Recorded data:
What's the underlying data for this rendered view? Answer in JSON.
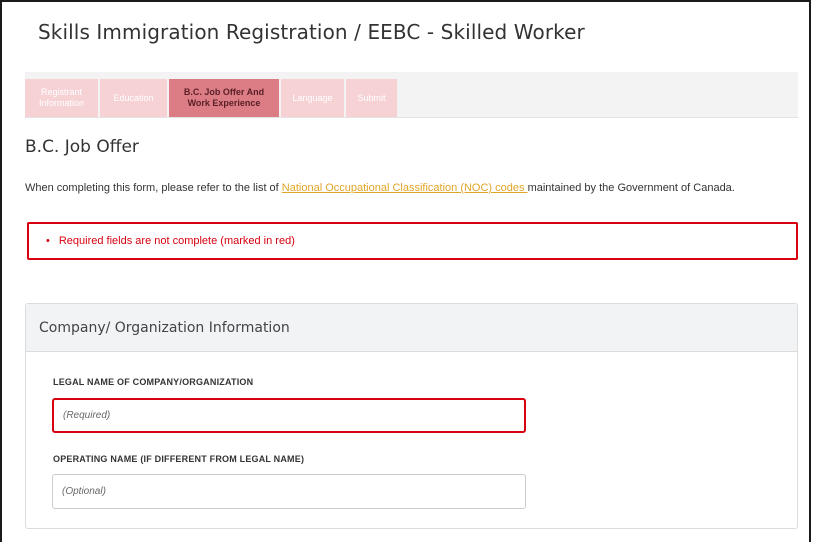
{
  "page": {
    "title": "Skills Immigration Registration / EEBC - Skilled Worker"
  },
  "steps": [
    {
      "label": "Registrant Information",
      "active": false
    },
    {
      "label": "Education",
      "active": false
    },
    {
      "label": "B.C. Job Offer And Work Experience",
      "active": true
    },
    {
      "label": "Language",
      "active": false
    },
    {
      "label": "Submit",
      "active": false
    }
  ],
  "section": {
    "title": "B.C. Job Offer",
    "intro_before": "When completing this form, please refer to the list of ",
    "intro_link": "National Occupational Classification (NOC) codes ",
    "intro_after": "maintained by the Government of Canada."
  },
  "error": {
    "bullet": "•",
    "message": "Required fields are not complete (marked in red)"
  },
  "panel": {
    "title": "Company/ Organization Information",
    "fields": [
      {
        "label": "LEGAL NAME OF COMPANY/ORGANIZATION",
        "placeholder": "(Required)",
        "value": "",
        "required": true
      },
      {
        "label": "OPERATING NAME (IF DIFFERENT FROM LEGAL NAME)",
        "placeholder": "(Optional)",
        "value": "",
        "required": false
      }
    ]
  },
  "colors": {
    "step_inactive": "#f6d2d5",
    "step_active": "#dc7d86",
    "error_red": "#d7000f",
    "link": "#e0a526"
  }
}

What is required: Pictures are to be left out; the records above must be repeated word for word.

Answer to this task:
What's the underlying data for this rendered view? Answer in JSON.
{
  "page": {
    "title": "Skills Immigration Registration / EEBC - Skilled Worker"
  },
  "steps": [
    {
      "label": "Registrant Information",
      "active": false
    },
    {
      "label": "Education",
      "active": false
    },
    {
      "label": "B.C. Job Offer And Work Experience",
      "active": true
    },
    {
      "label": "Language",
      "active": false
    },
    {
      "label": "Submit",
      "active": false
    }
  ],
  "section": {
    "title": "B.C. Job Offer",
    "intro_before": "When completing this form, please refer to the list of ",
    "intro_link": "National Occupational Classification (NOC) codes ",
    "intro_after": "maintained by the Government of Canada."
  },
  "error": {
    "bullet": "•",
    "message": "Required fields are not complete (marked in red)"
  },
  "panel": {
    "title": "Company/ Organization Information",
    "fields": [
      {
        "label": "LEGAL NAME OF COMPANY/ORGANIZATION",
        "placeholder": "(Required)",
        "value": "",
        "required": true
      },
      {
        "label": "OPERATING NAME (IF DIFFERENT FROM LEGAL NAME)",
        "placeholder": "(Optional)",
        "value": "",
        "required": false
      }
    ]
  },
  "colors": {
    "step_inactive": "#f6d2d5",
    "step_active": "#dc7d86",
    "error_red": "#d7000f",
    "link": "#e0a526"
  }
}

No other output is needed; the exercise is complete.